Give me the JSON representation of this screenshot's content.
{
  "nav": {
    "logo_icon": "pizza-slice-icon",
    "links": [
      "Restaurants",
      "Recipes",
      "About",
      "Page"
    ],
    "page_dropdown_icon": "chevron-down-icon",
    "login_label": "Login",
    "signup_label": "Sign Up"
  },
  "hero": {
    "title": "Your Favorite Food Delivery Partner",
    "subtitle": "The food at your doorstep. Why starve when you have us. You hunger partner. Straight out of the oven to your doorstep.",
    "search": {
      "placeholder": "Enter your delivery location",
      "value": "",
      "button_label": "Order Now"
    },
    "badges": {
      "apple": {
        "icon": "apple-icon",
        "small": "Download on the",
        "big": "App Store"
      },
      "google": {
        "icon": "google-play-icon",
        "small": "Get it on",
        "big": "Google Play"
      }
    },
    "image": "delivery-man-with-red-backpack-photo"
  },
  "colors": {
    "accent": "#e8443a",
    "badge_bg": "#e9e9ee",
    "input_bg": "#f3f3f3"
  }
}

=====

__What to do__. Copy out the full set of records precisely, leaving nothing out.

__Result of this task__.
Give me the JSON representation of this screenshot's content.
{
  "nav": {
    "logo_icon": "pizza-slice-icon",
    "links": [
      "Restaurants",
      "Recipes",
      "About",
      "Page"
    ],
    "page_dropdown_icon": "chevron-down-icon",
    "login_label": "Login",
    "signup_label": "Sign Up"
  },
  "hero": {
    "title": "Your Favorite Food Delivery Partner",
    "subtitle": "The food at your doorstep. Why starve when you have us. You hunger partner. Straight out of the oven to your doorstep.",
    "search": {
      "placeholder": "Enter your delivery location",
      "value": "",
      "button_label": "Order Now"
    },
    "badges": {
      "apple": {
        "icon": "apple-icon",
        "small": "Download on the",
        "big": "App Store"
      },
      "google": {
        "icon": "google-play-icon",
        "small": "Get it on",
        "big": "Google Play"
      }
    },
    "image": "delivery-man-with-red-backpack-photo"
  },
  "colors": {
    "accent": "#e8443a",
    "badge_bg": "#e9e9ee",
    "input_bg": "#f3f3f3"
  }
}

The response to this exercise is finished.